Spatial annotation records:
----------------

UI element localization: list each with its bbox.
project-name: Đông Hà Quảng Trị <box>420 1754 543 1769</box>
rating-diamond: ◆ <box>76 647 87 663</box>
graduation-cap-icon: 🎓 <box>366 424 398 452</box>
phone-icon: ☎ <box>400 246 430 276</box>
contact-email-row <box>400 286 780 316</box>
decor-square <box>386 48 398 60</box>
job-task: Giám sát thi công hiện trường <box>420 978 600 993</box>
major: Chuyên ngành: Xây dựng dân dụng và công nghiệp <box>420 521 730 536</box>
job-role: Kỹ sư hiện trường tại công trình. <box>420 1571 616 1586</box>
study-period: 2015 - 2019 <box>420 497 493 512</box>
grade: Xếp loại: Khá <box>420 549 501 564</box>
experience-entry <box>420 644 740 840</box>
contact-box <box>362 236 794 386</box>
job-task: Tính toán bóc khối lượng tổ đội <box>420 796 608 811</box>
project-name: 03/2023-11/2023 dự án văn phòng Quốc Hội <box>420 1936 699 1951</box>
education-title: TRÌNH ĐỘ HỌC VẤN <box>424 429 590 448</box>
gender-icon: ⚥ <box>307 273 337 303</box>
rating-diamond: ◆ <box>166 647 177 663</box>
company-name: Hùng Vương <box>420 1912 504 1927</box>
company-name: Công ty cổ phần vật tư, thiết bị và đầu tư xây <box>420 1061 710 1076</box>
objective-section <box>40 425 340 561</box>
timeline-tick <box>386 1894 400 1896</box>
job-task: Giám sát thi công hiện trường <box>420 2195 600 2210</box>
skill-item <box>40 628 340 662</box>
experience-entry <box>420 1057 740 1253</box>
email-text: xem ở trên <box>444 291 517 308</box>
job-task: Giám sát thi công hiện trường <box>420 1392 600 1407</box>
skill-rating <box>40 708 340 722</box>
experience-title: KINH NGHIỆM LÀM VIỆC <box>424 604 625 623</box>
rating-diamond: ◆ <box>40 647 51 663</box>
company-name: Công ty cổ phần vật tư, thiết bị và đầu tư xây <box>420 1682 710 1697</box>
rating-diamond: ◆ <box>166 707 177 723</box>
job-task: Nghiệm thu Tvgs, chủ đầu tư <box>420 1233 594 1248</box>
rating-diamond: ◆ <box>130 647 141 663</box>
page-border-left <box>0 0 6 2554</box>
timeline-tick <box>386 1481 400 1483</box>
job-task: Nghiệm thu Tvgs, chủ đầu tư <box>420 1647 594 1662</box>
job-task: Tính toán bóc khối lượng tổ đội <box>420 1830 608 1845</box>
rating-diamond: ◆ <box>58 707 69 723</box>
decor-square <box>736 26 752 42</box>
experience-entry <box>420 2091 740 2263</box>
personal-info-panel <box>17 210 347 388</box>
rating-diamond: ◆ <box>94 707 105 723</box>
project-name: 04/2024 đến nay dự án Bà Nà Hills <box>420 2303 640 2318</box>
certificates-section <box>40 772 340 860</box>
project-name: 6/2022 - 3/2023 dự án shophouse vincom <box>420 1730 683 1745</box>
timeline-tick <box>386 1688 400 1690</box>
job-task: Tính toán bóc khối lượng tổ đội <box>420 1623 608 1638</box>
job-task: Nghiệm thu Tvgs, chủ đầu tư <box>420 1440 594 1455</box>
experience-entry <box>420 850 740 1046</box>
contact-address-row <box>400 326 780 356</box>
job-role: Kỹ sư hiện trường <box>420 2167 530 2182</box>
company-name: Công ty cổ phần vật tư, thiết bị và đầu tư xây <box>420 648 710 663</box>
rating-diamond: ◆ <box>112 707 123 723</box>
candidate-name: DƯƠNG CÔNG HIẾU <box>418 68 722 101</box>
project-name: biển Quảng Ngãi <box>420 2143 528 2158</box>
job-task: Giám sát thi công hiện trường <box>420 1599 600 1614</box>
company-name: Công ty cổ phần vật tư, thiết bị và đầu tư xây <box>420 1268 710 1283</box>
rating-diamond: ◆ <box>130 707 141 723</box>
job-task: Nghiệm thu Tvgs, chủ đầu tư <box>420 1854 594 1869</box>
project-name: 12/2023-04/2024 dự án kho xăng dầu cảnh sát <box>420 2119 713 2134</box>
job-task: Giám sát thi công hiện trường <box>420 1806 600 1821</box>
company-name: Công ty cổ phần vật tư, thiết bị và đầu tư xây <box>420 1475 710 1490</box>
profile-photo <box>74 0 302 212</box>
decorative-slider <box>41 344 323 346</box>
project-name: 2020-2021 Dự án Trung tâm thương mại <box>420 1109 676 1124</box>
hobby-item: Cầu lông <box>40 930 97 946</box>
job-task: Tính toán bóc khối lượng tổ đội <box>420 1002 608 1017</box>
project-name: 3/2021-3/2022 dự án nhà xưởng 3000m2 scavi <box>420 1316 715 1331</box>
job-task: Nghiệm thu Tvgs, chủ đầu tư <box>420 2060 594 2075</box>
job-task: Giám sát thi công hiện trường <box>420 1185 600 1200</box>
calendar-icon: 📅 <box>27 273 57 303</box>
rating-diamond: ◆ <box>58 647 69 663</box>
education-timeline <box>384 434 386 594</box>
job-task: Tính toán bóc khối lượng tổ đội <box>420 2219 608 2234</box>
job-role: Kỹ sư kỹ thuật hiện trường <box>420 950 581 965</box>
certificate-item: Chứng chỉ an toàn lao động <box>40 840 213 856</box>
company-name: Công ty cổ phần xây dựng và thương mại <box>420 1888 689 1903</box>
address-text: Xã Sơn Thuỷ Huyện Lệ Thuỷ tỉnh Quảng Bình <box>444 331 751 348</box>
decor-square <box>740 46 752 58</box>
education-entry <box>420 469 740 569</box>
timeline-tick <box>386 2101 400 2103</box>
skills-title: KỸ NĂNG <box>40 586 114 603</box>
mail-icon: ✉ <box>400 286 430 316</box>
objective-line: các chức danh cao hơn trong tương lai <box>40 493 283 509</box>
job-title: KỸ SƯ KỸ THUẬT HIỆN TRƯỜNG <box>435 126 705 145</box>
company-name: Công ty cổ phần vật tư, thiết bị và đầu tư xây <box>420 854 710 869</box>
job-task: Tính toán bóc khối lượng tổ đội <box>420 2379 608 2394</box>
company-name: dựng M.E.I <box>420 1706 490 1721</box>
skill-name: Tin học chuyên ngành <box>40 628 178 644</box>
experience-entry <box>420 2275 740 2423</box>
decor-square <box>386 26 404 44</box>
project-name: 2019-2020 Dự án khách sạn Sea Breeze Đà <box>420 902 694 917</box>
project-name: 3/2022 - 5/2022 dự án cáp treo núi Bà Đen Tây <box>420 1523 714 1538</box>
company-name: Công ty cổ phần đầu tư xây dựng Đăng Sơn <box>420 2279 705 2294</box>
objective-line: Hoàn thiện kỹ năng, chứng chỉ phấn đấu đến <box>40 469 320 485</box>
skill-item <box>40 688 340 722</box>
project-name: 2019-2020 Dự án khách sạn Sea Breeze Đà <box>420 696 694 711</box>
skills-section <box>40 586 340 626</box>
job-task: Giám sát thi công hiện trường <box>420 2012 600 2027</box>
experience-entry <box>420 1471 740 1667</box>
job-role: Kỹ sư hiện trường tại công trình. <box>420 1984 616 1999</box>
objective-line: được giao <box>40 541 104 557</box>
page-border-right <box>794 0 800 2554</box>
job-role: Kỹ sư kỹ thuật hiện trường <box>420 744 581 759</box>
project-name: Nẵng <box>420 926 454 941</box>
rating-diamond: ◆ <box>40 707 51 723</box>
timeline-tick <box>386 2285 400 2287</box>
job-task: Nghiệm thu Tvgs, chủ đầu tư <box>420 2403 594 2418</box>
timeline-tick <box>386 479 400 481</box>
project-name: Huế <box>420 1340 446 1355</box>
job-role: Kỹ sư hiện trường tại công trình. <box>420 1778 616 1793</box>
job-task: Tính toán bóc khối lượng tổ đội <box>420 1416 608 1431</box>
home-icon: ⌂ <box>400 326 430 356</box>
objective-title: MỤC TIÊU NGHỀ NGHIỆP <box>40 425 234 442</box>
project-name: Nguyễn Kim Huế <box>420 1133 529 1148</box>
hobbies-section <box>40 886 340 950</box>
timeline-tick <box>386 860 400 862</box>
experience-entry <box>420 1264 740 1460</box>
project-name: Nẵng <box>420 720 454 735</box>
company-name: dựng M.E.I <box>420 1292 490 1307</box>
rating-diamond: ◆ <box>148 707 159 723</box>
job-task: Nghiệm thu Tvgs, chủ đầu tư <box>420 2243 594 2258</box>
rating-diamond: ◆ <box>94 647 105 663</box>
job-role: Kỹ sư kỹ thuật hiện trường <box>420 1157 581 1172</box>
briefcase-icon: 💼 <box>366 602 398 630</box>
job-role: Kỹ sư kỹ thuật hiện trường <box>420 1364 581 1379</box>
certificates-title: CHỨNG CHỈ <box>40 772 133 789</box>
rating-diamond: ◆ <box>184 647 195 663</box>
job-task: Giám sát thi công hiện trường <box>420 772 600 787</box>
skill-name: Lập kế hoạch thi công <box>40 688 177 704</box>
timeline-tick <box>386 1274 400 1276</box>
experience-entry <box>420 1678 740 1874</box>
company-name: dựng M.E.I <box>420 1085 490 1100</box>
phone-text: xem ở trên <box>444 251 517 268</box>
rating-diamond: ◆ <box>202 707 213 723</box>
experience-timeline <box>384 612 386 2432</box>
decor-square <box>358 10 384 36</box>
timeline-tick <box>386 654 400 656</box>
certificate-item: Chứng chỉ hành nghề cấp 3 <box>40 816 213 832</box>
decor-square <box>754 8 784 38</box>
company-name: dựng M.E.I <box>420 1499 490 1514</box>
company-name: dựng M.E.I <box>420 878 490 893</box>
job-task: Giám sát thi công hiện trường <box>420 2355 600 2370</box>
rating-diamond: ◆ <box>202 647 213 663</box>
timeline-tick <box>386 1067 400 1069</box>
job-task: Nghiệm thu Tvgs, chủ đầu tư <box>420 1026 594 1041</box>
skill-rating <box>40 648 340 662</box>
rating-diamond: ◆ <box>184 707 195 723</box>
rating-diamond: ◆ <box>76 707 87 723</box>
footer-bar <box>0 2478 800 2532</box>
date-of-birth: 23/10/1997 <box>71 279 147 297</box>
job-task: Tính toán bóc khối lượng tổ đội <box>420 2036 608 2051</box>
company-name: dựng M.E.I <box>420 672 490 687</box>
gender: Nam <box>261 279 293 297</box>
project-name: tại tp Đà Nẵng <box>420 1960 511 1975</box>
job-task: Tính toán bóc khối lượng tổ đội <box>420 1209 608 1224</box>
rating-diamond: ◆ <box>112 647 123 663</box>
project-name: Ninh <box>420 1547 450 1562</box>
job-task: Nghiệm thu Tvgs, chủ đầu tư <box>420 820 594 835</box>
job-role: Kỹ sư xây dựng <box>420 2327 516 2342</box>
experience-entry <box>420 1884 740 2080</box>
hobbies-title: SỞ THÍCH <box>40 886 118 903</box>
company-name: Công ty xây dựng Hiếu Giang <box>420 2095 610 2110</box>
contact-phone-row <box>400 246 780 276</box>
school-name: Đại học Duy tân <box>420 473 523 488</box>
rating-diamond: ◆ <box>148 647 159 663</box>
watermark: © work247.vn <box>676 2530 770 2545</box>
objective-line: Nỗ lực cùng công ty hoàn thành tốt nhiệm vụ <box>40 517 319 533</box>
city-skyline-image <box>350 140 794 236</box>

----------------

▶ **SET PROBLEM**
Duplicate the rows from the start of the rows through the row containing "study-period: 2015 - 2019", including both ends and reproducing each row character for character.

▶ **RESPONSE**
UI element localization: list each with its bbox.
project-name: Đông Hà Quảng Trị <box>420 1754 543 1769</box>
rating-diamond: ◆ <box>76 647 87 663</box>
graduation-cap-icon: 🎓 <box>366 424 398 452</box>
phone-icon: ☎ <box>400 246 430 276</box>
contact-email-row <box>400 286 780 316</box>
decor-square <box>386 48 398 60</box>
job-task: Giám sát thi công hiện trường <box>420 978 600 993</box>
major: Chuyên ngành: Xây dựng dân dụng và công nghiệp <box>420 521 730 536</box>
job-role: Kỹ sư hiện trường tại công trình. <box>420 1571 616 1586</box>
study-period: 2015 - 2019 <box>420 497 493 512</box>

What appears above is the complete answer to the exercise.